**Data shown**
*-*-*
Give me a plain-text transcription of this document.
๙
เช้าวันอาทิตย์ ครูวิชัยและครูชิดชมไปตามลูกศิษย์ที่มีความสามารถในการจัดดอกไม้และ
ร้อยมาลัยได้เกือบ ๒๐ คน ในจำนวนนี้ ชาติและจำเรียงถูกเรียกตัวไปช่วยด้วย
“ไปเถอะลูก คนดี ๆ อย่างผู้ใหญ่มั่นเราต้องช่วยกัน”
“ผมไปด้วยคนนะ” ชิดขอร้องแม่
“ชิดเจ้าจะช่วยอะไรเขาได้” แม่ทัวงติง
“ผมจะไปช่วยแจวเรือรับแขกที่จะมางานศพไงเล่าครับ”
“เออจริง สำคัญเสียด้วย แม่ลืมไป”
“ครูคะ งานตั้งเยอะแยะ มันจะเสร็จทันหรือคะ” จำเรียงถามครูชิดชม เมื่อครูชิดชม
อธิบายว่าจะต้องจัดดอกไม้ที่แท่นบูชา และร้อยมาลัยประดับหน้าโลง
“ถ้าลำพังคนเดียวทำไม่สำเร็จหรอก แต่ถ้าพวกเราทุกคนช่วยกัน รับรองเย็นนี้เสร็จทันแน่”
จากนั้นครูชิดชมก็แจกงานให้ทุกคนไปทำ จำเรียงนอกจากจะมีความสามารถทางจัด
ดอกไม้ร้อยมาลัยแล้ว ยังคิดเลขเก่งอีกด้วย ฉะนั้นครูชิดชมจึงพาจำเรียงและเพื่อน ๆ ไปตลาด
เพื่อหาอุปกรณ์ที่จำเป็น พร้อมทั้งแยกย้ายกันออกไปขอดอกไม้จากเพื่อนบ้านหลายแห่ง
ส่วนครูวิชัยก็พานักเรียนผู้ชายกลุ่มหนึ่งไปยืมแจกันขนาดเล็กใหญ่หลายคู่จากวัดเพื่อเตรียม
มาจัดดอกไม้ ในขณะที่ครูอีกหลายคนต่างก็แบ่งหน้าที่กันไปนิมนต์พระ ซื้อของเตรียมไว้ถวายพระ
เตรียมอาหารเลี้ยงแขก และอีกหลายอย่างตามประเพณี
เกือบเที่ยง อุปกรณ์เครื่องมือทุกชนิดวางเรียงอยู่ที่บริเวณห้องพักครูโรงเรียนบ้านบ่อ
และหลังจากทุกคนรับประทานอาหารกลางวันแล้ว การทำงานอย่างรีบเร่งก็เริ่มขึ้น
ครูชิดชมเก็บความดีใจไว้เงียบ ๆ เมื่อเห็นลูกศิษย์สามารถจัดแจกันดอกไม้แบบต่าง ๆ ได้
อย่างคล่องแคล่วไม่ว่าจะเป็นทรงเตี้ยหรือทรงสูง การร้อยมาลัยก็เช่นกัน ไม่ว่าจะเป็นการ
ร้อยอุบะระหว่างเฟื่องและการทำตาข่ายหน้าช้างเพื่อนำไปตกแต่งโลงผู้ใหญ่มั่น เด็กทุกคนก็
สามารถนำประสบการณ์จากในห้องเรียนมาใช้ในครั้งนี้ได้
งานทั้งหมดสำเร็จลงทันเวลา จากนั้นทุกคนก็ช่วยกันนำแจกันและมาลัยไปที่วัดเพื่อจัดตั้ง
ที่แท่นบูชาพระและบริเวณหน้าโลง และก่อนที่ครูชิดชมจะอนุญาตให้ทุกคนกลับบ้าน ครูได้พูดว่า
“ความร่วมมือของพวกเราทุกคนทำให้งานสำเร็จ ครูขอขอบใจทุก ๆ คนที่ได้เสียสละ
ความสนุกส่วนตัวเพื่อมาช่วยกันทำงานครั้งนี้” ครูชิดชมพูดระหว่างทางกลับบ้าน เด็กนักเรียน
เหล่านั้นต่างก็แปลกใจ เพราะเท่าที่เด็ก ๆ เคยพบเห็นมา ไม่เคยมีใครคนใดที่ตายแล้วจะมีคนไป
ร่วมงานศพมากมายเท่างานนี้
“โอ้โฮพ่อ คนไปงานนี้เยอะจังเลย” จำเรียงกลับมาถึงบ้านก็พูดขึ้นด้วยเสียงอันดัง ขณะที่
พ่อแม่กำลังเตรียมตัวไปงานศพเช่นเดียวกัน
*-*-*
**What the task asks**
Scan the listing above and identify each line holding the string "จากน"; copy every such line.

**The result**
จากนั้นครูชิดชมก็แจกงานให้ทุกคนไปทำ จำเรียงนอกจากจะมีความสามารถทางจัด
งานทั้งหมดสำเร็จลงทันเวลา จากนั้นทุกคนก็ช่วยกันนำแจกันและมาลัยไปที่วัดเพื่อจัดตั้ง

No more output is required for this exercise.